» Instructions for the task: Output every entry exactly as written.
>> BEGIN Given data
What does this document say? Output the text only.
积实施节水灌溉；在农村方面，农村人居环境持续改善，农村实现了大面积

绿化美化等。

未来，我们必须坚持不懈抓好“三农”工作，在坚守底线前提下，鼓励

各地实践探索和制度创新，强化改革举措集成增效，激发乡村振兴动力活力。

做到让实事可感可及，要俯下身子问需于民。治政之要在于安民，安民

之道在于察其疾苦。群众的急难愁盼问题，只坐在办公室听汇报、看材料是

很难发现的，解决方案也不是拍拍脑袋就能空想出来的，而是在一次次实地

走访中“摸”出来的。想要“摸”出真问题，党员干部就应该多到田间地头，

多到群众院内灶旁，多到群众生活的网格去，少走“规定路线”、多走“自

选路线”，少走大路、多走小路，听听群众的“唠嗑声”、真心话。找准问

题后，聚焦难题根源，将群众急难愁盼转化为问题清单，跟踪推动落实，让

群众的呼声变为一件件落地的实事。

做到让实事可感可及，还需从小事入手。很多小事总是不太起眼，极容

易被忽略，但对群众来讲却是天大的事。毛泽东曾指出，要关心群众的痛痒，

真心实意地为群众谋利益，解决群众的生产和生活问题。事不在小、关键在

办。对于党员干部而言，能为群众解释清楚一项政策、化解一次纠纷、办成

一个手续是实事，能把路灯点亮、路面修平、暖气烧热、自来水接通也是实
>> END Given data
» Output of the exercise:
What does this document say? Output the text only.
积实施节水灌溉；在农村方面，农村人居环境持续改善，农村实现了大面积

绿化美化等。

未来，我们必须坚持不懈抓好“三农”工作，在坚守底线前提下，鼓励

各地实践探索和制度创新，强化改革举措集成增效，激发乡村振兴动力活力。

做到让实事可感可及，要俯下身子问需于民。治政之要在于安民，安民

之道在于察其疾苦。群众的急难愁盼问题，只坐在办公室听汇报、看材料是

很难发现的，解决方案也不是拍拍脑袋就能空想出来的，而是在一次次实地

走访中“摸”出来的。想要“摸”出真问题，党员干部就应该多到田间地头，

多到群众院内灶旁，多到群众生活的网格去，少走“规定路线”、多走“自

选路线”，少走大路、多走小路，听听群众的“唠嗑声”、真心话。找准问

题后，聚焦难题根源，将群众急难愁盼转化为问题清单，跟踪推动落实，让

群众的呼声变为一件件落地的实事。

做到让实事可感可及，还需从小事入手。很多小事总是不太起眼，极容

易被忽略，但对群众来讲却是天大的事。毛泽东曾指出，要关心群众的痛痒，

真心实意地为群众谋利益，解决群众的生产和生活问题。事不在小、关键在

办。对于党员干部而言，能为群众解释清楚一项政策、化解一次纠纷、办成

一个手续是实事，能把路灯点亮、路面修平、暖气烧热、自来水接通也是实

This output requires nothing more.